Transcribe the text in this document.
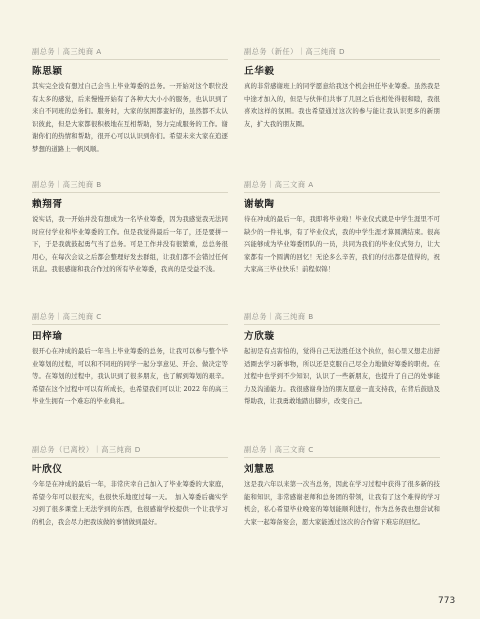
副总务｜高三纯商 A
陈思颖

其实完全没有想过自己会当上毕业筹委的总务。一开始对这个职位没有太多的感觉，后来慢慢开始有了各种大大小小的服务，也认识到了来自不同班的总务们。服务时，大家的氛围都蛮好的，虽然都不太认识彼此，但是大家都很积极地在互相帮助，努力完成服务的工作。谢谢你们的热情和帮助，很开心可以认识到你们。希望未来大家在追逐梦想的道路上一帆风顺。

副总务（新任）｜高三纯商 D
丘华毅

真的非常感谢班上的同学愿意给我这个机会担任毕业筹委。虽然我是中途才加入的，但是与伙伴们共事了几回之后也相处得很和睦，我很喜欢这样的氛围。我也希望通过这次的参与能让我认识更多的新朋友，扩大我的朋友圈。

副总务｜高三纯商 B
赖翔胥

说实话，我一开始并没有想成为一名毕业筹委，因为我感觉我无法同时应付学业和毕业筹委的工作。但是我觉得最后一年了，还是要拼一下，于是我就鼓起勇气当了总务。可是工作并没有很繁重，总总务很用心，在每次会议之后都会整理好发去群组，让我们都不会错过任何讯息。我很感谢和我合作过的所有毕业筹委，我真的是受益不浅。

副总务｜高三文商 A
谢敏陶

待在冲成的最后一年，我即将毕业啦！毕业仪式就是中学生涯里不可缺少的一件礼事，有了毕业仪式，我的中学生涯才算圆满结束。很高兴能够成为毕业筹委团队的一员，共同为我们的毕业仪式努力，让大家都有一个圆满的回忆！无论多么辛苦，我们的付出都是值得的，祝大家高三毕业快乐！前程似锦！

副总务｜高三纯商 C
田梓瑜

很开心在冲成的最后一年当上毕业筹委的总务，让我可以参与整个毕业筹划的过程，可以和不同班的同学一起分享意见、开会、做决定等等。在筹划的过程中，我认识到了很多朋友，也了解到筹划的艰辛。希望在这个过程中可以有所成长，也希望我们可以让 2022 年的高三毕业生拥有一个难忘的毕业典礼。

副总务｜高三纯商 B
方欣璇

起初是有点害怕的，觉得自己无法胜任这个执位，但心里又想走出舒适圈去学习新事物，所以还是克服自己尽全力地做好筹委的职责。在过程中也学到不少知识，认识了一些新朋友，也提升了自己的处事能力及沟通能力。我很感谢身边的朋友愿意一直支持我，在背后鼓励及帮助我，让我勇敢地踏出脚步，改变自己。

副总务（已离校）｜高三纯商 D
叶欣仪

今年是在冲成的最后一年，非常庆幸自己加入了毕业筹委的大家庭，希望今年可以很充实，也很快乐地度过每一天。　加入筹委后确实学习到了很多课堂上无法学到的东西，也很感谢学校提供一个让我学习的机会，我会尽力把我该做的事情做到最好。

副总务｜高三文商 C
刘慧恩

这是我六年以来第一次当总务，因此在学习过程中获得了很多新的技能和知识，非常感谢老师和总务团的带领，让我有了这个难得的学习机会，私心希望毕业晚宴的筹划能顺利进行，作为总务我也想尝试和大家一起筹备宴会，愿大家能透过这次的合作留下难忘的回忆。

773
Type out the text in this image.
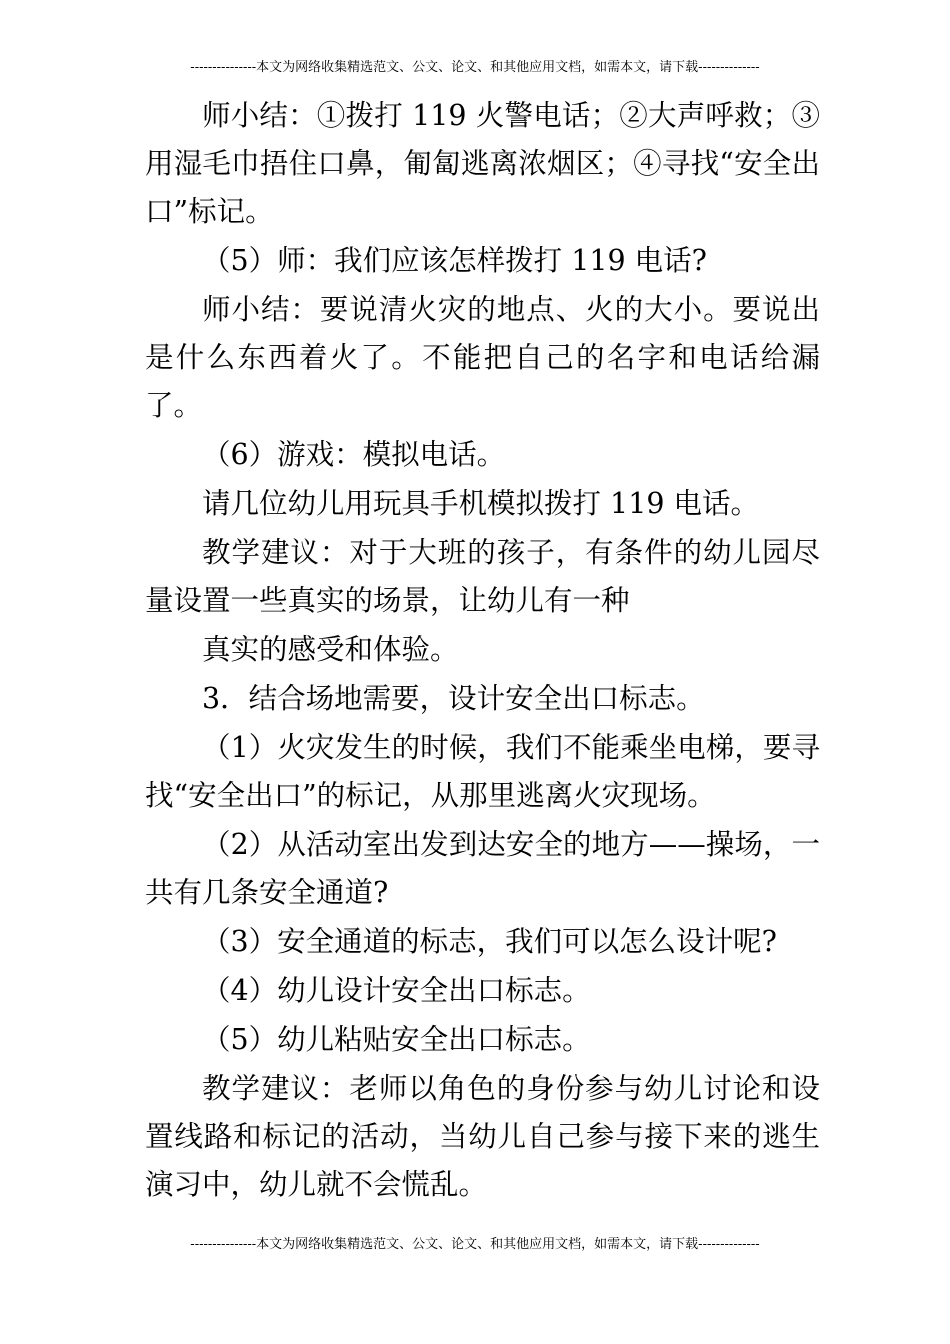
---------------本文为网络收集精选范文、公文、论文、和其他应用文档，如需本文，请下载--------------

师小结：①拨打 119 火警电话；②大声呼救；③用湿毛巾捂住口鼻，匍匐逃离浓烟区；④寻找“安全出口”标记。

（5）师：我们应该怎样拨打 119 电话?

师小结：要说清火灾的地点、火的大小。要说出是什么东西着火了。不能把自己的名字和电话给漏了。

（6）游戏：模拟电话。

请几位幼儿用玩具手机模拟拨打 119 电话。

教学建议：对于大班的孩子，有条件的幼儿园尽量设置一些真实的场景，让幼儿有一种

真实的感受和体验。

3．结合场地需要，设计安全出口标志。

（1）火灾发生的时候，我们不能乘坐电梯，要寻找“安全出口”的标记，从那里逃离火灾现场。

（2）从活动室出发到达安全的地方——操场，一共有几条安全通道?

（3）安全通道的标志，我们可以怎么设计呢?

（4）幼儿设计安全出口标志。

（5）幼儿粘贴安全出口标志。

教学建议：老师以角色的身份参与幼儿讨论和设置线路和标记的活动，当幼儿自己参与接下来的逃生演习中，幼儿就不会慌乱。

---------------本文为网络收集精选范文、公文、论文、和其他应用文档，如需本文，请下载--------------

▸ **Short exercise**
Return the material exactly as given, apart from the pictures.

▸ **Solution for this task**
Transcribe the text in this document.
副总务｜高三纯商 A
陈思颖

其实完全没有想过自己会当上毕业筹委的总务。一开始对这个职位没有太多的感觉，后来慢慢开始有了各种大大小小的服务，也认识到了来自不同班的总务们。服务时，大家的氛围都蛮好的，虽然都不太认识彼此，但是大家都很积极地在互相帮助，努力完成服务的工作。谢谢你们的热情和帮助，很开心可以认识到你们。希望未来大家在追逐梦想的道路上一帆风顺。

副总务（新任）｜高三纯商 D
丘华毅

真的非常感谢班上的同学愿意给我这个机会担任毕业筹委。虽然我是中途才加入的，但是与伙伴们共事了几回之后也相处得很和睦，我很喜欢这样的氛围。我也希望通过这次的参与能让我认识更多的新朋友，扩大我的朋友圈。

副总务｜高三纯商 B
赖翔胥

说实话，我一开始并没有想成为一名毕业筹委，因为我感觉我无法同时应付学业和毕业筹委的工作。但是我觉得最后一年了，还是要拼一下，于是我就鼓起勇气当了总务。可是工作并没有很繁重，总总务很用心，在每次会议之后都会整理好发去群组，让我们都不会错过任何讯息。我很感谢和我合作过的所有毕业筹委，我真的是受益不浅。

副总务｜高三文商 A
谢敏陶

待在冲成的最后一年，我即将毕业啦！毕业仪式就是中学生涯里不可缺少的一件礼事，有了毕业仪式，我的中学生涯才算圆满结束。很高兴能够成为毕业筹委团队的一员，共同为我们的毕业仪式努力，让大家都有一个圆满的回忆！无论多么辛苦，我们的付出都是值得的，祝大家高三毕业快乐！前程似锦！

副总务｜高三纯商 C
田梓瑜

很开心在冲成的最后一年当上毕业筹委的总务，让我可以参与整个毕业筹划的过程，可以和不同班的同学一起分享意见、开会、做决定等等。在筹划的过程中，我认识到了很多朋友，也了解到筹划的艰辛。希望在这个过程中可以有所成长，也希望我们可以让 2022 年的高三毕业生拥有一个难忘的毕业典礼。

副总务｜高三纯商 B
方欣璇

起初是有点害怕的，觉得自己无法胜任这个执位，但心里又想走出舒适圈去学习新事物，所以还是克服自己尽全力地做好筹委的职责。在过程中也学到不少知识，认识了一些新朋友，也提升了自己的处事能力及沟通能力。我很感谢身边的朋友愿意一直支持我，在背后鼓励及帮助我，让我勇敢地踏出脚步，改变自己。

副总务（已离校）｜高三纯商 D
叶欣仪

今年是在冲成的最后一年，非常庆幸自己加入了毕业筹委的大家庭，希望今年可以很充实，也很快乐地度过每一天。　加入筹委后确实学习到了很多课堂上无法学到的东西，也很感谢学校提供一个让我学习的机会，我会尽力把我该做的事情做到最好。

副总务｜高三文商 C
刘慧恩

这是我六年以来第一次当总务，因此在学习过程中获得了很多新的技能和知识，非常感谢老师和总务团的带领，让我有了这个难得的学习机会，私心希望毕业晚宴的筹划能顺利进行，作为总务我也想尝试和大家一起筹备宴会，愿大家能透过这次的合作留下难忘的回忆。

773
Type out the text in this image.
---------------本文为网络收集精选范文、公文、论文、和其他应用文档，如需本文，请下载--------------

师小结：①拨打 119 火警电话；②大声呼救；③用湿毛巾捂住口鼻，匍匐逃离浓烟区；④寻找“安全出口”标记。

（5）师：我们应该怎样拨打 119 电话?

师小结：要说清火灾的地点、火的大小。要说出是什么东西着火了。不能把自己的名字和电话给漏了。

（6）游戏：模拟电话。

请几位幼儿用玩具手机模拟拨打 119 电话。

教学建议：对于大班的孩子，有条件的幼儿园尽量设置一些真实的场景，让幼儿有一种

真实的感受和体验。

3．结合场地需要，设计安全出口标志。

（1）火灾发生的时候，我们不能乘坐电梯，要寻找“安全出口”的标记，从那里逃离火灾现场。

（2）从活动室出发到达安全的地方——操场，一共有几条安全通道?

（3）安全通道的标志，我们可以怎么设计呢?

（4）幼儿设计安全出口标志。

（5）幼儿粘贴安全出口标志。

教学建议：老师以角色的身份参与幼儿讨论和设置线路和标记的活动，当幼儿自己参与接下来的逃生演习中，幼儿就不会慌乱。

---------------本文为网络收集精选范文、公文、论文、和其他应用文档，如需本文，请下载--------------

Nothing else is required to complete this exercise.